**YOUR GOAL**. Wherever "front" appears in a line, list that line.

**SUPPLIED MATERIAL**.

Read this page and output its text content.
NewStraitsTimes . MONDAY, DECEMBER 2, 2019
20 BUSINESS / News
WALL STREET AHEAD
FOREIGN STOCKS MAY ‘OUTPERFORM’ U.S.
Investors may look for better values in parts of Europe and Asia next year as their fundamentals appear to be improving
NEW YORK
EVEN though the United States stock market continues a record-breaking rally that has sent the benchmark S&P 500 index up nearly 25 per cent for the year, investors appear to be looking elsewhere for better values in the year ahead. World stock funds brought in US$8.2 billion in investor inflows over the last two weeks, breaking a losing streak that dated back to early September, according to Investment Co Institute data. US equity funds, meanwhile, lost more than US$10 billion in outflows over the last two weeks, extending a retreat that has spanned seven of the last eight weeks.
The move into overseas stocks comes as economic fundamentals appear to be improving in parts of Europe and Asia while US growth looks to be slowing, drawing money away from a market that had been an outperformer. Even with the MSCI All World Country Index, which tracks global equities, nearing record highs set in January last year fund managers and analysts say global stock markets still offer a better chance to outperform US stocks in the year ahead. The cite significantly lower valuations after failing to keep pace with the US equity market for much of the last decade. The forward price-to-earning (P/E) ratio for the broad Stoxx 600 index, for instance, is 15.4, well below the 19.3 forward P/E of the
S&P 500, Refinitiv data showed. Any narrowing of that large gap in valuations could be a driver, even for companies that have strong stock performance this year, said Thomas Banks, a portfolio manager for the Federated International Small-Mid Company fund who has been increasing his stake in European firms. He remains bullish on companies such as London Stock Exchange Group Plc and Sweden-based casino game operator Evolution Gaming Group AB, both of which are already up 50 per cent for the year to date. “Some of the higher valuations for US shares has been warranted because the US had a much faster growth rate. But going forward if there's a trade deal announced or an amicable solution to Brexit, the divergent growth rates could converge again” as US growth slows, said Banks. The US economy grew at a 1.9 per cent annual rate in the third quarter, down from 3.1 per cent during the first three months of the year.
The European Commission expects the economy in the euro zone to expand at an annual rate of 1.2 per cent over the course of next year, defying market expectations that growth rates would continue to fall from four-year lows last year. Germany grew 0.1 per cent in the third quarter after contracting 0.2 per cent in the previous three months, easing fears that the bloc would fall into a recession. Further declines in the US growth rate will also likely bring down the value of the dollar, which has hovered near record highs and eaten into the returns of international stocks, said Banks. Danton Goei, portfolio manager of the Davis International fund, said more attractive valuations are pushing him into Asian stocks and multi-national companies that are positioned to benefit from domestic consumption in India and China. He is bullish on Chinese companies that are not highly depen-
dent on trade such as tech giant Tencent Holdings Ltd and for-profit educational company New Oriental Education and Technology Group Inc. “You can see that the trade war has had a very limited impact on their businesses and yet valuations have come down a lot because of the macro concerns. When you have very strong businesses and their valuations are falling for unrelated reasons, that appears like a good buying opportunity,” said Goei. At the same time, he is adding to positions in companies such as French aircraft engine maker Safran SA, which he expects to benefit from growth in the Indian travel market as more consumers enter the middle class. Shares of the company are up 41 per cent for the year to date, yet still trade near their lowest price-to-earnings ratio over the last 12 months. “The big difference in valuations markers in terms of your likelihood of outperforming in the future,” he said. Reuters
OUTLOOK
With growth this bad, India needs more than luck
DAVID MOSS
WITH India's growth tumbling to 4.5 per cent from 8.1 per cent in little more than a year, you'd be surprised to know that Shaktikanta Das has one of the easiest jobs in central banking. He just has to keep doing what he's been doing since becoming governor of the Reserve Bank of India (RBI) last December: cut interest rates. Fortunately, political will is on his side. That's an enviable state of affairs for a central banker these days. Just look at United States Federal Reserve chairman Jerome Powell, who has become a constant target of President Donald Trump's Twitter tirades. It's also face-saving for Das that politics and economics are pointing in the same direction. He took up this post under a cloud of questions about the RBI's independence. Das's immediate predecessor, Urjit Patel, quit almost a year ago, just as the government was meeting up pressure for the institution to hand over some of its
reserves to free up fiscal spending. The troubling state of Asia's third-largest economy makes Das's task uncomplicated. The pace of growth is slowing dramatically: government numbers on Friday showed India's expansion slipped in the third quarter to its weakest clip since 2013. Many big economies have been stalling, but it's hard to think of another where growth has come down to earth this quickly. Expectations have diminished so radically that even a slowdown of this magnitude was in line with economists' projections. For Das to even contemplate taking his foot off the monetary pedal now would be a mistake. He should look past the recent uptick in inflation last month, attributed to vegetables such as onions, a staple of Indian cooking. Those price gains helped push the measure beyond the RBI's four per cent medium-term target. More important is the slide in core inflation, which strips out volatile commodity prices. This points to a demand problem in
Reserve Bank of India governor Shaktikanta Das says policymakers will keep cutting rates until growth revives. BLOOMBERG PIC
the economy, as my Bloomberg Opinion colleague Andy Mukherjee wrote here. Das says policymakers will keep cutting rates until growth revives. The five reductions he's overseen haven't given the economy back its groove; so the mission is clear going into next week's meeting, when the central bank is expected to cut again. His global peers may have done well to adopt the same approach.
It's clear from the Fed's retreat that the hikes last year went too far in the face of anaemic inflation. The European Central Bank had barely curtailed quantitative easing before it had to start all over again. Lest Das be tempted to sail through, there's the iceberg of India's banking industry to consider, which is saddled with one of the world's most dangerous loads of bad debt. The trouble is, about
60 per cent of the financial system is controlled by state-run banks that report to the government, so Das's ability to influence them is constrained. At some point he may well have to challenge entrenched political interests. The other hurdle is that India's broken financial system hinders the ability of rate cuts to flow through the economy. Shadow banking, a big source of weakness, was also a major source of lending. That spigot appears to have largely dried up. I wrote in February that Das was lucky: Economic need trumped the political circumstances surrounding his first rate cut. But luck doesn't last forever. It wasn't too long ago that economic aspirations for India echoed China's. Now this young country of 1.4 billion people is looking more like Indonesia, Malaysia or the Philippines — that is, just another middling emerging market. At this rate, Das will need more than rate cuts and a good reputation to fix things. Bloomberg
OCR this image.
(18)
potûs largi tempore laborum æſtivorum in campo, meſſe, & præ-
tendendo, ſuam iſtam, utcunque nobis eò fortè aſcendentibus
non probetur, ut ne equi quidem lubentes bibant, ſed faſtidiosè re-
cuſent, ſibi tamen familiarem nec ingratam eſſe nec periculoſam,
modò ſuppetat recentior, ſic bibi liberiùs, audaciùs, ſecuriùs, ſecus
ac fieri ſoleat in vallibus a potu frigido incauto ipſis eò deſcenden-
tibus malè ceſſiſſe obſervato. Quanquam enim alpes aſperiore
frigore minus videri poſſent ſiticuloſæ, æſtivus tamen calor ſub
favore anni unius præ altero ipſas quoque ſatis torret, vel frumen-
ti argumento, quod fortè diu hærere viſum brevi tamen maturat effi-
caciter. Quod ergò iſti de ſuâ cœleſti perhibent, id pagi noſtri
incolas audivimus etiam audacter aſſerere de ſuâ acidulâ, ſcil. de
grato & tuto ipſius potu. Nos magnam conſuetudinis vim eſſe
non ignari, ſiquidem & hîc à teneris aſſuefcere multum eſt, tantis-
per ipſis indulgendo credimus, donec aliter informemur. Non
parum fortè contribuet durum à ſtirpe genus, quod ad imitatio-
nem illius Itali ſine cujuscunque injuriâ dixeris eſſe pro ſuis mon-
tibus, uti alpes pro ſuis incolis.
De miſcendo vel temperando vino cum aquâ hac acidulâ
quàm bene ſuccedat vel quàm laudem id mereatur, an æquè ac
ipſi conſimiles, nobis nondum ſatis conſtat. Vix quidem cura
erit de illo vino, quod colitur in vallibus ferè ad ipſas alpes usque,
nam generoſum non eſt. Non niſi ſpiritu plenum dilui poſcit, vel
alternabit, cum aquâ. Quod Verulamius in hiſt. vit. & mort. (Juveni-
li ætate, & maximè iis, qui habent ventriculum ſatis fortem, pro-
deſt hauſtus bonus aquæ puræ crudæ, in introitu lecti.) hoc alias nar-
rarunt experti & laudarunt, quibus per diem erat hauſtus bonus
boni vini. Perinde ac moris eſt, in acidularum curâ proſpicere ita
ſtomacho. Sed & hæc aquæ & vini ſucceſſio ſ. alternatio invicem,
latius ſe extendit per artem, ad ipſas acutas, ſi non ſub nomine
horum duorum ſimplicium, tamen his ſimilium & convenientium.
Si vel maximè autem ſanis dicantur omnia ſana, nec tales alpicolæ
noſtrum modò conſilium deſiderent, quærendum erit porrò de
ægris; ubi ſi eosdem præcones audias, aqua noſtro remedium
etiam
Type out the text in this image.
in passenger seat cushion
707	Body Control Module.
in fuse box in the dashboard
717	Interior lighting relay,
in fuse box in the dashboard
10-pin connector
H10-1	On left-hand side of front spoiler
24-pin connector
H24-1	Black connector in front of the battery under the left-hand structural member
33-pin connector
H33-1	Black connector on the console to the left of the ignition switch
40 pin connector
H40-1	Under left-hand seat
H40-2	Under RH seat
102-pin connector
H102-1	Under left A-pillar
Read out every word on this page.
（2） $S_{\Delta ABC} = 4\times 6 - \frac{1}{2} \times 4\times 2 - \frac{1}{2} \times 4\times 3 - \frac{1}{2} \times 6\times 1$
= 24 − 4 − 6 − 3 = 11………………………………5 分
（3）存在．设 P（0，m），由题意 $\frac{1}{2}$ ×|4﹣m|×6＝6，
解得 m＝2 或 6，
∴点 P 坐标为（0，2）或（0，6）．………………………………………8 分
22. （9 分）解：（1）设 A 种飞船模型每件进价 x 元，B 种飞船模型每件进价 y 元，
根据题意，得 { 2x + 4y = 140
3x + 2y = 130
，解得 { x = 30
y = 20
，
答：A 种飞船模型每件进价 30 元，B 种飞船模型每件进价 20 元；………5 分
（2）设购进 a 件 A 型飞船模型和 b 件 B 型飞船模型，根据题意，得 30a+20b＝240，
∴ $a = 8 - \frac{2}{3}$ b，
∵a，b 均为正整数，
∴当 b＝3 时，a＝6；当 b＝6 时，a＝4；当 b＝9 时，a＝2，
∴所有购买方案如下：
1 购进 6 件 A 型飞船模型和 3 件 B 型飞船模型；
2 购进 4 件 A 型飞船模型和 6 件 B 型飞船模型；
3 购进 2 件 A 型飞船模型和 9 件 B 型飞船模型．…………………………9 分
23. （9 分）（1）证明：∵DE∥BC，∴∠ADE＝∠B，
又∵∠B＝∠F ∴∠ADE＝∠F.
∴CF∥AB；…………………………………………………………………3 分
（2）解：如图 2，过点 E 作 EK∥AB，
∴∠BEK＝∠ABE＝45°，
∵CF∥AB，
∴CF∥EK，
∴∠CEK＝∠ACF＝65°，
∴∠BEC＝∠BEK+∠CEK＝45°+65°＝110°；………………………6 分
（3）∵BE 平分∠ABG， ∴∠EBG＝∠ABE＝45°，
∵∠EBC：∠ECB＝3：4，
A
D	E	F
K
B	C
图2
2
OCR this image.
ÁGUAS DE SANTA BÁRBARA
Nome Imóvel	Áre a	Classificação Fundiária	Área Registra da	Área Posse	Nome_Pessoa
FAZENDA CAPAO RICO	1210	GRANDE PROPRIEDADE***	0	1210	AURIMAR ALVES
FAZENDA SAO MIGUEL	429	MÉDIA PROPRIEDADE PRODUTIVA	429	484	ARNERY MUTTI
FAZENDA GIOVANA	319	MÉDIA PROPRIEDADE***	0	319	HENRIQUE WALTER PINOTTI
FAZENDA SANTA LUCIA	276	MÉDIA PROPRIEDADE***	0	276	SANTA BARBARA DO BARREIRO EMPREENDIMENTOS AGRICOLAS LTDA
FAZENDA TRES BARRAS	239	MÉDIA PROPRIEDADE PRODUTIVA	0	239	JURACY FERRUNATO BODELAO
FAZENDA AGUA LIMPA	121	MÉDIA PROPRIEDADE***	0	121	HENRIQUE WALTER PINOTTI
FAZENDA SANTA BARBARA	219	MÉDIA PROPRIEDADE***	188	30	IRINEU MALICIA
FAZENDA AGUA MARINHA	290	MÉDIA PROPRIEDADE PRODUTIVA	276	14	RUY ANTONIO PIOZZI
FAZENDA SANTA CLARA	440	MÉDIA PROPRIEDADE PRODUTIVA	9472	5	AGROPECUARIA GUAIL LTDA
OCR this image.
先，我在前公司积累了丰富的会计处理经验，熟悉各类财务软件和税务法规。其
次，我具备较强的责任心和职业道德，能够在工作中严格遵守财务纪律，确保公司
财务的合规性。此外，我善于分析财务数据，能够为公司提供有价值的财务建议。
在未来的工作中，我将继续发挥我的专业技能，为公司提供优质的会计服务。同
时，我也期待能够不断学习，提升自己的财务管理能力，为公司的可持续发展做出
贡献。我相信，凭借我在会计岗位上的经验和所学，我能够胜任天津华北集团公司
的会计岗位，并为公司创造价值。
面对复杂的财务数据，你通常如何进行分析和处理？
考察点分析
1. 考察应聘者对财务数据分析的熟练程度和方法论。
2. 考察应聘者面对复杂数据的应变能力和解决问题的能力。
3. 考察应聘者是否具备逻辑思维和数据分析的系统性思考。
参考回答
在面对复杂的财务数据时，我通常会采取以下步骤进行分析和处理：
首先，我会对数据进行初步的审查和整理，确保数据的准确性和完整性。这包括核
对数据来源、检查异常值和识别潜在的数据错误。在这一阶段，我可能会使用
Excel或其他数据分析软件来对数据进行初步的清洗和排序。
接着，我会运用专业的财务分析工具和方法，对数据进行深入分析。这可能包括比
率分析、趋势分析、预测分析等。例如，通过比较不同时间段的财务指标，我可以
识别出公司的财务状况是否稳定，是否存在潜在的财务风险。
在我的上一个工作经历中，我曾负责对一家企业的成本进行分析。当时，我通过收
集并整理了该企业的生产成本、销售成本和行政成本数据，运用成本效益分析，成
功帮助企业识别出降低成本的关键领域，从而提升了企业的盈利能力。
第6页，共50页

**RESPONSE TO THIS EXERCISE**.
H10-1	On left-hand side of front spoiler
H24-1	Black connector in front of the battery under the left-hand structural member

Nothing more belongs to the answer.